■ PROBLEM TO WORK ON ■
Find every line in the records below that contains the word "가르침을", and copy each such line.
··· SUPPLIED RECORDS ···
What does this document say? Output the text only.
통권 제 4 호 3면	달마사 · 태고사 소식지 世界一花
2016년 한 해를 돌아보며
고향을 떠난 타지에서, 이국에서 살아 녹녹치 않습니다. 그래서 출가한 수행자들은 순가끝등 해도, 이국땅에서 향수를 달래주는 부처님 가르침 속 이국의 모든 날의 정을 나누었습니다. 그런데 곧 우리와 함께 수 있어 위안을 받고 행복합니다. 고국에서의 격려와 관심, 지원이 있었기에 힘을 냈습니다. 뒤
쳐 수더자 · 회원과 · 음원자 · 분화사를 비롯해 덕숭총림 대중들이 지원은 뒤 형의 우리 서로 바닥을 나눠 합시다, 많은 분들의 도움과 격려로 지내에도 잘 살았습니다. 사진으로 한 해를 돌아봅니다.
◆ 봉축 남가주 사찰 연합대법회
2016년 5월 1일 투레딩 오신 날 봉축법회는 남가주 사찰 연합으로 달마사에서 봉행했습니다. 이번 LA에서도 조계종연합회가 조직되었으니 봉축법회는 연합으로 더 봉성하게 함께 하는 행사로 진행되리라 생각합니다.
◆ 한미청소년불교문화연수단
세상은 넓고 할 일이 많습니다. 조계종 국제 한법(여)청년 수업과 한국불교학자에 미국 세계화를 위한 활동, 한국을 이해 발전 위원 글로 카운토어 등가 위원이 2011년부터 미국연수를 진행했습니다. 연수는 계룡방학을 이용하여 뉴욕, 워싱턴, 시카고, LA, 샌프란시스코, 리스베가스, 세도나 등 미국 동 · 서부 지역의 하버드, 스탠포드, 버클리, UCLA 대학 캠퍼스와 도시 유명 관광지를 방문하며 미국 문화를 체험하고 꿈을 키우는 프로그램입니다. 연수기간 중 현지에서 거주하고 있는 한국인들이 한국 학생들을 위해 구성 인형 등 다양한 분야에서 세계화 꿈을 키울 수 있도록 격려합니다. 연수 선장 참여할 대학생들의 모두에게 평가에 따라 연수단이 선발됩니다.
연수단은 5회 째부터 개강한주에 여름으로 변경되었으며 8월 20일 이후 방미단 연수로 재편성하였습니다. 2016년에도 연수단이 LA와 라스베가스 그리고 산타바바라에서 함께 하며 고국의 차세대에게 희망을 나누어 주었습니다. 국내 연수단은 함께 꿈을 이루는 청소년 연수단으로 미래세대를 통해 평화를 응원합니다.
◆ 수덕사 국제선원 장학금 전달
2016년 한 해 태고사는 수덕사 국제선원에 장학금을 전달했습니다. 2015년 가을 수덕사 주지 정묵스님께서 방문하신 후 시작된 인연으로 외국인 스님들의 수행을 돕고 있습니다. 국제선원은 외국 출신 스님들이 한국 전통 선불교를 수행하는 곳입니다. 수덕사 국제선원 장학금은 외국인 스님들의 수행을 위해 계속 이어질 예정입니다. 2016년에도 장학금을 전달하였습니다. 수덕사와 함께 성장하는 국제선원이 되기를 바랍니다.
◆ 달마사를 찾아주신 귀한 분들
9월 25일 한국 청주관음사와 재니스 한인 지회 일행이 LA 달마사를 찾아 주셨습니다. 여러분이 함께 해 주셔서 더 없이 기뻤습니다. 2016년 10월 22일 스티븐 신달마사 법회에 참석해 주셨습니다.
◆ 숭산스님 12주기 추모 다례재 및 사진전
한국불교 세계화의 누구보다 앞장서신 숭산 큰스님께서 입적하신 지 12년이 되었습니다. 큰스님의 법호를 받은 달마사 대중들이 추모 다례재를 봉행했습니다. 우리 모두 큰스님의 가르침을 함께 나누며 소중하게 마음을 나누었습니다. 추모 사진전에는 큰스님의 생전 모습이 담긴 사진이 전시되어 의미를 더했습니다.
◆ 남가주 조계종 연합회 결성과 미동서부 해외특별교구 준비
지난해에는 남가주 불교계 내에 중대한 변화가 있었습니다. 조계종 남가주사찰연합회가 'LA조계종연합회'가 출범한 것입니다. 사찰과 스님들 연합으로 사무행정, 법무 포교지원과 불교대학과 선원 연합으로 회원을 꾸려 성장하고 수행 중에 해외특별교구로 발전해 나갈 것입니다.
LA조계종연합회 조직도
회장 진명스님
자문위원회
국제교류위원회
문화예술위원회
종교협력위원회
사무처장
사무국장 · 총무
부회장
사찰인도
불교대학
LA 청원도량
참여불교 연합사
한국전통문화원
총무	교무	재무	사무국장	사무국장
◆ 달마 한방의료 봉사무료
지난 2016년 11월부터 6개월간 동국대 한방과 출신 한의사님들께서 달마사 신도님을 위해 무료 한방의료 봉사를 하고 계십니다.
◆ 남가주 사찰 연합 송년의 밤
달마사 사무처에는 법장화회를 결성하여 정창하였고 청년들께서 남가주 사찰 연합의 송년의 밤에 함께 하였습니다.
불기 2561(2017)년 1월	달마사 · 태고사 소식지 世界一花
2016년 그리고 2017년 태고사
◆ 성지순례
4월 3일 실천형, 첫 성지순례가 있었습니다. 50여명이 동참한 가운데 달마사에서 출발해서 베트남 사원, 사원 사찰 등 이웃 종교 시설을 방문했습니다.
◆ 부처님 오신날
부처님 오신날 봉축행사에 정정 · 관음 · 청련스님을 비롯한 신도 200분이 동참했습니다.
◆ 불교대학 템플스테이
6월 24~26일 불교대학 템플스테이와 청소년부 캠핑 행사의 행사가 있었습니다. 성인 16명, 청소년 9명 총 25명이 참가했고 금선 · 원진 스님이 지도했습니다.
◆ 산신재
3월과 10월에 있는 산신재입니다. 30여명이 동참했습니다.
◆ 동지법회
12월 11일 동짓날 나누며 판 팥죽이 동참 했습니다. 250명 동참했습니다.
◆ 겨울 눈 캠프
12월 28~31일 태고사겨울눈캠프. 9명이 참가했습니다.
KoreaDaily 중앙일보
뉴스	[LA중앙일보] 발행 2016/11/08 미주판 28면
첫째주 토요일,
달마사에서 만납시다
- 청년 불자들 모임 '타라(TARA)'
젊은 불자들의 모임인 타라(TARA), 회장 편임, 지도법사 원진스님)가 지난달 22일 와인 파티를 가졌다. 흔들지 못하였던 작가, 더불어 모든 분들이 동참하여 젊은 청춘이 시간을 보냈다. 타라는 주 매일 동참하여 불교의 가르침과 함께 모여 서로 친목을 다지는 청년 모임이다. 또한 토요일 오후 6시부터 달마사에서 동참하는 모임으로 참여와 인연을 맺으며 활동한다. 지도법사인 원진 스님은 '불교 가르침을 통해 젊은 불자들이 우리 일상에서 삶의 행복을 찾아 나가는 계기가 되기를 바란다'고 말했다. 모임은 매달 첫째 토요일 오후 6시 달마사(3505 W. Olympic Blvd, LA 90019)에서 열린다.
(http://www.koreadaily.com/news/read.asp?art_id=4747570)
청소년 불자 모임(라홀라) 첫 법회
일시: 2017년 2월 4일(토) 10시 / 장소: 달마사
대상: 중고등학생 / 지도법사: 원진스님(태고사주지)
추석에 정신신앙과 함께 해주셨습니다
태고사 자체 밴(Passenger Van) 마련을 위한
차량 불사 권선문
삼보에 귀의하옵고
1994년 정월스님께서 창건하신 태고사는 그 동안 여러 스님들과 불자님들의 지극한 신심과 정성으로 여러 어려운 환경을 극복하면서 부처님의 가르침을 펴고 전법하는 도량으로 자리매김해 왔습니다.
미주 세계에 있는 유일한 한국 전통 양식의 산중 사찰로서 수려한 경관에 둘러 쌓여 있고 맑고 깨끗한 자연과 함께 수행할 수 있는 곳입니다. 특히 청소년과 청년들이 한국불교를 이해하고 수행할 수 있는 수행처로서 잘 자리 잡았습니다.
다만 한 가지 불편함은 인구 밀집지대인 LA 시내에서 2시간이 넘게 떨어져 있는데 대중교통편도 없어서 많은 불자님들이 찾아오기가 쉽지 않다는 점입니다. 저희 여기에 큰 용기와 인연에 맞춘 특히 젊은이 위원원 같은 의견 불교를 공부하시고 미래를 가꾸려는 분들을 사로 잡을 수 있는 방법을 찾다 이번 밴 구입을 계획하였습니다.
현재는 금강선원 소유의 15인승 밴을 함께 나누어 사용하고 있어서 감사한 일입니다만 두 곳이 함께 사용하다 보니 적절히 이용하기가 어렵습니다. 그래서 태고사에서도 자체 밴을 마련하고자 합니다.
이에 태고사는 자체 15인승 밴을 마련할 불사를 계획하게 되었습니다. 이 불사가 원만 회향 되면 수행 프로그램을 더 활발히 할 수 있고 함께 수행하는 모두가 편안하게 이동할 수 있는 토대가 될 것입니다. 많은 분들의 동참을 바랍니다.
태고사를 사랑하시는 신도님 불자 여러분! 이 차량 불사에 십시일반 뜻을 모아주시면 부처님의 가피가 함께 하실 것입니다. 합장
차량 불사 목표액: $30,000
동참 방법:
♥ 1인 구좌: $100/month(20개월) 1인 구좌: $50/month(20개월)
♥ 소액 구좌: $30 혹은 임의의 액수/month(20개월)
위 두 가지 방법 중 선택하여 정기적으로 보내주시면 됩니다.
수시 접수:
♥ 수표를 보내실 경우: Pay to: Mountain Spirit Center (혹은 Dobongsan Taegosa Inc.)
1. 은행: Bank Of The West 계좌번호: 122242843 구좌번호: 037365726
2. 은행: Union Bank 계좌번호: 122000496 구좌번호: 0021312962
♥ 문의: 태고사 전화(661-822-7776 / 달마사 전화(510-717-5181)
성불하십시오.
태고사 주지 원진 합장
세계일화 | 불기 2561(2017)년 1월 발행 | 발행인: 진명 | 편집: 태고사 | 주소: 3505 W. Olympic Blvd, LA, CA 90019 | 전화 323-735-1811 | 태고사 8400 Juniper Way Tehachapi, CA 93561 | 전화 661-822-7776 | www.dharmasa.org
···
■ FULL SOLUTION ■
한국불교 세계화의 누구보다 앞장서신 숭산 큰스님께서 입적하신 지 12년이 되었습니다. 큰스님의 법호를 받은 달마사 대중들이 추모 다례재를 봉행했습니다. 우리 모두 큰스님의 가르침을 함께 나누며 소중하게 마음을 나누었습니다. 추모 사진전에는 큰스님의 생전 모습이 담긴 사진이 전시되어 의미를 더했습니다.
젊은 불자들의 모임인 타라(TARA), 회장 편임, 지도법사 원진스님)가 지난달 22일 와인 파티를 가졌다. 흔들지 못하였던 작가, 더불어 모든 분들이 동참하여 젊은 청춘이 시간을 보냈다. 타라는 주 매일 동참하여 불교의 가르침과 함께 모여 서로 친목을 다지는 청년 모임이다. 또한 토요일 오후 6시부터 달마사에서 동참하는 모임으로 참여와 인연을 맺으며 활동한다. 지도법사인 원진 스님은 '불교 가르침을 통해 젊은 불자들이 우리 일상에서 삶의 행복을 찾아 나가는 계기가 되기를 바란다'고 말했다. 모임은 매달 첫째 토요일 오후 6시 달마사(3505 W. Olympic Blvd, LA 90019)에서 열린다.
1994년 정월스님께서 창건하신 태고사는 그 동안 여러 스님들과 불자님들의 지극한 신심과 정성으로 여러 어려운 환경을 극복하면서 부처님의 가르침을 펴고 전법하는 도량으로 자리매김해 왔습니다.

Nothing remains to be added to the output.